● **STATED GOAL**: Copy out every line of the records where the string "InDesign" occurs.

● **RECORDS PROVIDED**:
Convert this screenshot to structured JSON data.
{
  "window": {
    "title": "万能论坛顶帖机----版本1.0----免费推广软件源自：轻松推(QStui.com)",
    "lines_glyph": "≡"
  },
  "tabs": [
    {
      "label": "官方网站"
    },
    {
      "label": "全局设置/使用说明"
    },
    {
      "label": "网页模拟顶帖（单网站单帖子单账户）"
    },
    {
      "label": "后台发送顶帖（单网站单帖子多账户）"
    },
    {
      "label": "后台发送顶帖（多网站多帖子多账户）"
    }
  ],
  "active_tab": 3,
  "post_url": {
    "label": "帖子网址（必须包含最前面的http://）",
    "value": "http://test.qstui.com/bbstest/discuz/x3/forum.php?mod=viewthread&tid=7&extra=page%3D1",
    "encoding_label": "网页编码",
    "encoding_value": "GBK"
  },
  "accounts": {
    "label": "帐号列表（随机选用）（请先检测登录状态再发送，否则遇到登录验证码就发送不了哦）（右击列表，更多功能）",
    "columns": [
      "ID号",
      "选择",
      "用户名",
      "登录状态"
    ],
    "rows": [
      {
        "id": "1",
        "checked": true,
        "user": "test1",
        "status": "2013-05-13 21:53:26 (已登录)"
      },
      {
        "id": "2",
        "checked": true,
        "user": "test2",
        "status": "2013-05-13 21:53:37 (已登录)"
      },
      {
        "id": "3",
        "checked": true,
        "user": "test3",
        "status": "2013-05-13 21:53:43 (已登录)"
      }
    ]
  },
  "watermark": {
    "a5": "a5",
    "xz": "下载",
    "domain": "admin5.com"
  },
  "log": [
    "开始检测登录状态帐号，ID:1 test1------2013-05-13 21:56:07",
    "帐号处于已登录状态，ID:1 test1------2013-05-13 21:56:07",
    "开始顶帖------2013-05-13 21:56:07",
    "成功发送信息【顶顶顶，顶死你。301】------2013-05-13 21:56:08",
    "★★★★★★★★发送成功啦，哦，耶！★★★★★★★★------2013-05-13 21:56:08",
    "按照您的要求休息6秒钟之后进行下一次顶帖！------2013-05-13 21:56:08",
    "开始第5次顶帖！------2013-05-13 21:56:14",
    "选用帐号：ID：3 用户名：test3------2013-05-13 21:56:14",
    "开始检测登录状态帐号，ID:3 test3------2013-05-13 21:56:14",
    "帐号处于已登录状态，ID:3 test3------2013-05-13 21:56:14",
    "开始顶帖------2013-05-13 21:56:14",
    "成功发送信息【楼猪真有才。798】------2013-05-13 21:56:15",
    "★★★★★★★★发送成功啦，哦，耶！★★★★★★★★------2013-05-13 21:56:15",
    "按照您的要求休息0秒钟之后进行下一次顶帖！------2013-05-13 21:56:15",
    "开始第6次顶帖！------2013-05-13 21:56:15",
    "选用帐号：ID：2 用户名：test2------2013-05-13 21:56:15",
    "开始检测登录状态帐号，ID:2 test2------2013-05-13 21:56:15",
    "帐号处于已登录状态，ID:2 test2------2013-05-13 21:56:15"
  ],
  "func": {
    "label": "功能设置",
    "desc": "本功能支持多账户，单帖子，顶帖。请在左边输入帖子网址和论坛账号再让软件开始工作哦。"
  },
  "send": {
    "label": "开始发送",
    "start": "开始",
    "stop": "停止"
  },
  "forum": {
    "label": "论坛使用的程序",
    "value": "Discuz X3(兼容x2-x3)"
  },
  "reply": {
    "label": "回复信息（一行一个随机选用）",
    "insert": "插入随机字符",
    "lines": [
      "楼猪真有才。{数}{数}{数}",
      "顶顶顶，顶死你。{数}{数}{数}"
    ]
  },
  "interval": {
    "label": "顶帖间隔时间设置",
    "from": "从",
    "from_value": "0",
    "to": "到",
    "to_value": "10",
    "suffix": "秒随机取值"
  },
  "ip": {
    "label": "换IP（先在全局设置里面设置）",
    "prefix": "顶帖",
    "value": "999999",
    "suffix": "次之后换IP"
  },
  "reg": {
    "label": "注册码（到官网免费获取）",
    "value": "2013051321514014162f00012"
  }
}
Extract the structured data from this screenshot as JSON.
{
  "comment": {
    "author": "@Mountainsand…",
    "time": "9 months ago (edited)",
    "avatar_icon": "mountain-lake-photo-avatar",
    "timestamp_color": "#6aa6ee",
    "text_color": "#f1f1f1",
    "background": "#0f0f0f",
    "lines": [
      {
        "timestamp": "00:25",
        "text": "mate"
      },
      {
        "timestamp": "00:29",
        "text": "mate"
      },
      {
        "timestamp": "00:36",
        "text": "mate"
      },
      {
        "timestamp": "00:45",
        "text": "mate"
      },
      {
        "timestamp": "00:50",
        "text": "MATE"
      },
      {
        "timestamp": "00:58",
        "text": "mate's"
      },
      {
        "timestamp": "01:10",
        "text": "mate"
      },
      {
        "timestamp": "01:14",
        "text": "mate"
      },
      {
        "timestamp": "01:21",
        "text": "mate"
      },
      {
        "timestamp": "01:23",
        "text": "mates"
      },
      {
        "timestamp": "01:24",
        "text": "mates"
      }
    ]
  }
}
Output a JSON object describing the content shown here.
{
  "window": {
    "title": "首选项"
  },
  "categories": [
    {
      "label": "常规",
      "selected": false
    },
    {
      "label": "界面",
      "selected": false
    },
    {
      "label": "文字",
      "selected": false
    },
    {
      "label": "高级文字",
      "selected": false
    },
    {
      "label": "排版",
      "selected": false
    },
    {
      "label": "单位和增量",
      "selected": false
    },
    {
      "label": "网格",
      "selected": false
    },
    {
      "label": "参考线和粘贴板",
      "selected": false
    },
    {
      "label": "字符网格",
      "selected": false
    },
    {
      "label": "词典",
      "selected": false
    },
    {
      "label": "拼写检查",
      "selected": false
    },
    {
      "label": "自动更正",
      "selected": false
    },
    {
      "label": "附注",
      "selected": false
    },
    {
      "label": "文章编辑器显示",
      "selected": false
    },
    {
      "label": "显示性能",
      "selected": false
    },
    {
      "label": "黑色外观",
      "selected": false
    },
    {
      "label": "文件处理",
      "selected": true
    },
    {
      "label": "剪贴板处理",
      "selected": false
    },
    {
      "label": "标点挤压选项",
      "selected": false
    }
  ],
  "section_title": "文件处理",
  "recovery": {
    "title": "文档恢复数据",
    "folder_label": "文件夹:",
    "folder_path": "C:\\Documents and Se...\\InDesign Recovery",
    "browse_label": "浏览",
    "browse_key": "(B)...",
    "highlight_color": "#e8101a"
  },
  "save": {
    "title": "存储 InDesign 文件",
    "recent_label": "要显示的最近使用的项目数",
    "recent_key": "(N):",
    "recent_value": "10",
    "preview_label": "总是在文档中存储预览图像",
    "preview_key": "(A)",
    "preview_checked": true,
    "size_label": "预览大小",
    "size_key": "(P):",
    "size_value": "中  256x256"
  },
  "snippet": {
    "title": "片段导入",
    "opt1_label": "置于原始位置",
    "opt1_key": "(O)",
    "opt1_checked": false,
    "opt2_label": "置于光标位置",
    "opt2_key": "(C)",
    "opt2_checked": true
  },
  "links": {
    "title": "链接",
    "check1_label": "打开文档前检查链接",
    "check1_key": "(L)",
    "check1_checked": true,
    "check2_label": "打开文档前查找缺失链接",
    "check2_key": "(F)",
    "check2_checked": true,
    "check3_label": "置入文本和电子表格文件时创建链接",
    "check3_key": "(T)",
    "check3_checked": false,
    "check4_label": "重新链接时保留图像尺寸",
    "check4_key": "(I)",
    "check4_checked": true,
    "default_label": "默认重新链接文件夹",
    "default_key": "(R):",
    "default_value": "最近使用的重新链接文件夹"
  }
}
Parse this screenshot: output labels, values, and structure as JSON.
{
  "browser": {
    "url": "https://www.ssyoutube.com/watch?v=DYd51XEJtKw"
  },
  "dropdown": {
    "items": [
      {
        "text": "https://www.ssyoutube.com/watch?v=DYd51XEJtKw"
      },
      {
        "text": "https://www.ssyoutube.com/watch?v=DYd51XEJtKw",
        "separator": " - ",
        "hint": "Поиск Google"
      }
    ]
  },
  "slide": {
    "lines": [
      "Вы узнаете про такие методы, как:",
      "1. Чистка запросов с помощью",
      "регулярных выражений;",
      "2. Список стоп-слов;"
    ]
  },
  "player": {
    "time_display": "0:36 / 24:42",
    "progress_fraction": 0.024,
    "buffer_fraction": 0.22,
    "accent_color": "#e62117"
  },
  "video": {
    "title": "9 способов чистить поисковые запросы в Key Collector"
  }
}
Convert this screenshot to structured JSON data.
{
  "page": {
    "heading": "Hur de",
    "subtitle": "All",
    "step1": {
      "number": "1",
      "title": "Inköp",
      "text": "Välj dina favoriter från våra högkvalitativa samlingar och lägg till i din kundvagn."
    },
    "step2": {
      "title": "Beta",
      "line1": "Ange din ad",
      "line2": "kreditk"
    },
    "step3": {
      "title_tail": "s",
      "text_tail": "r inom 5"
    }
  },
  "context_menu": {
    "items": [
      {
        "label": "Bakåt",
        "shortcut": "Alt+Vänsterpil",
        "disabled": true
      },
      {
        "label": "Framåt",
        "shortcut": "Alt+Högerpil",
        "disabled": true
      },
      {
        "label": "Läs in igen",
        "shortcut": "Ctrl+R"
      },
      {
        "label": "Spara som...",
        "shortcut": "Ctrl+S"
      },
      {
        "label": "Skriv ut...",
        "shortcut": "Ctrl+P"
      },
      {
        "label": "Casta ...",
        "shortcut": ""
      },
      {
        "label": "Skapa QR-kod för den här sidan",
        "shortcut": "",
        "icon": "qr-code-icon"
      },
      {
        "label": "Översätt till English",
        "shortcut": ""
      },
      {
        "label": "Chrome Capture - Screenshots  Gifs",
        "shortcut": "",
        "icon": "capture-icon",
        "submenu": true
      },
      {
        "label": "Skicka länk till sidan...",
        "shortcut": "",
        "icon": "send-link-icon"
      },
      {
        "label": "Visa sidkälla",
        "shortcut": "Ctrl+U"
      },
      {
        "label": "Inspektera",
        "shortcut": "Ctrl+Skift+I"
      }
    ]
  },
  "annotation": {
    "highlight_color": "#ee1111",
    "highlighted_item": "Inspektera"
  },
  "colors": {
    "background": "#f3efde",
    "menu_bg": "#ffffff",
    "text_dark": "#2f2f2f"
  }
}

● **EXERCISE RESPONSE**:
    "folder_path": "C:\\Documents and Se...\\InDesign Recovery",
    "title": "存储 InDesign 文件",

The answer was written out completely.